▶ [PROBLEM] Reproduce each entry below line for line, leaving every character unchanged.

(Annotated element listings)
§ §

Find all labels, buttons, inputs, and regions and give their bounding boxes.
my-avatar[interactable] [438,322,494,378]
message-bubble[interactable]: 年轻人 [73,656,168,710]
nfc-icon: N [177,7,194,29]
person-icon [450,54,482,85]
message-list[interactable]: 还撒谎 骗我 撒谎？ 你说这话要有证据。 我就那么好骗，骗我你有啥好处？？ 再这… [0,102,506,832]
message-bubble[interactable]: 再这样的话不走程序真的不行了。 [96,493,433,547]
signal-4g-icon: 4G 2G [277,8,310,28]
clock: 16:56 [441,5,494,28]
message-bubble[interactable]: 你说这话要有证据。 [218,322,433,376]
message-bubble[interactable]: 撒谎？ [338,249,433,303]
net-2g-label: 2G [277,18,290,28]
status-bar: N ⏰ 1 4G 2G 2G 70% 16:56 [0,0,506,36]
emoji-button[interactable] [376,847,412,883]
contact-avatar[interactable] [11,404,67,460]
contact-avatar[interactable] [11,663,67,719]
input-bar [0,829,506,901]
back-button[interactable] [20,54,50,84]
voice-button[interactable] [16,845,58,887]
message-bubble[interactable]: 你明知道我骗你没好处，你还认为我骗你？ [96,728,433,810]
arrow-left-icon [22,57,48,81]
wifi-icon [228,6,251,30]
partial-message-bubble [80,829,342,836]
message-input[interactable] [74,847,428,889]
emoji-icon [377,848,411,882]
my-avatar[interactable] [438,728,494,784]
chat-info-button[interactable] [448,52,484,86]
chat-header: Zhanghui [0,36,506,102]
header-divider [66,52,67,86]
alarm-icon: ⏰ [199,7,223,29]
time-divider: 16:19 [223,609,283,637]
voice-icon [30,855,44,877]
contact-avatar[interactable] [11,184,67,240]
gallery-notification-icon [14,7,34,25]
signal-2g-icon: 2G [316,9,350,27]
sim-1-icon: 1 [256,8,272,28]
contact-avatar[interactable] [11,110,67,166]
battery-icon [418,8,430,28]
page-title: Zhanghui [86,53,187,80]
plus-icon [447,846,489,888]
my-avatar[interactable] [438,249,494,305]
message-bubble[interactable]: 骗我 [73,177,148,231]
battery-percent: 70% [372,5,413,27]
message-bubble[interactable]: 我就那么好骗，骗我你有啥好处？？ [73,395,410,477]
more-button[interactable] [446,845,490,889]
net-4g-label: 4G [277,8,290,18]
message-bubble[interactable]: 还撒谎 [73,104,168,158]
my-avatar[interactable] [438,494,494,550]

§ §

▶ [WRITTEN SOLUTION]
Find all labels, buttons, inputs, and regions and give their bounding boxes.
my-avatar[interactable] [438,322,494,378]
message-bubble[interactable]: 年轻人 [73,656,168,710]
nfc-icon: N [177,7,194,29]
person-icon [450,54,482,85]
message-list[interactable]: 还撒谎 骗我 撒谎？ 你说这话要有证据。 我就那么好骗，骗我你有啥好处？？ 再这… [0,102,506,832]
message-bubble[interactable]: 再这样的话不走程序真的不行了。 [96,493,433,547]
signal-4g-icon: 4G 2G [277,8,310,28]
clock: 16:56 [441,5,494,28]
message-bubble[interactable]: 你说这话要有证据。 [218,322,433,376]
message-bubble[interactable]: 撒谎？ [338,249,433,303]
net-2g-label: 2G [277,18,290,28]
status-bar: N ⏰ 1 4G 2G 2G 70% 16:56 [0,0,506,36]
emoji-button[interactable] [376,847,412,883]
contact-avatar[interactable] [11,404,67,460]
contact-avatar[interactable] [11,663,67,719]
input-bar [0,829,506,901]
back-button[interactable] [20,54,50,84]
voice-button[interactable] [16,845,58,887]
message-bubble[interactable]: 你明知道我骗你没好处，你还认为我骗你？ [96,728,433,810]
arrow-left-icon [22,57,48,81]
wifi-icon [228,6,251,30]
partial-message-bubble [80,829,342,836]
message-input[interactable] [74,847,428,889]
emoji-icon [377,848,411,882]
my-avatar[interactable] [438,728,494,784]
chat-info-button[interactable] [448,52,484,86]
chat-header: Zhanghui [0,36,506,102]
header-divider [66,52,67,86]
alarm-icon: ⏰ [199,7,223,29]
time-divider: 16:19 [223,609,283,637]
voice-icon [30,855,44,877]
contact-avatar[interactable] [11,184,67,240]
gallery-notification-icon [14,7,34,25]
signal-2g-icon: 2G [316,9,350,27]
sim-1-icon: 1 [256,8,272,28]
contact-avatar[interactable] [11,110,67,166]
battery-icon [418,8,430,28]
page-title: Zhanghui [86,53,187,80]
plus-icon [447,846,489,888]
my-avatar[interactable] [438,249,494,305]
message-bubble[interactable]: 骗我 [73,177,148,231]
battery-percent: 70% [372,5,413,27]
message-bubble[interactable]: 我就那么好骗，骗我你有啥好处？？ [73,395,410,477]
more-button[interactable] [446,845,490,889]
net-4g-label: 4G [277,8,290,18]
message-bubble[interactable]: 还撒谎 [73,104,168,158]
my-avatar[interactable] [438,494,494,550]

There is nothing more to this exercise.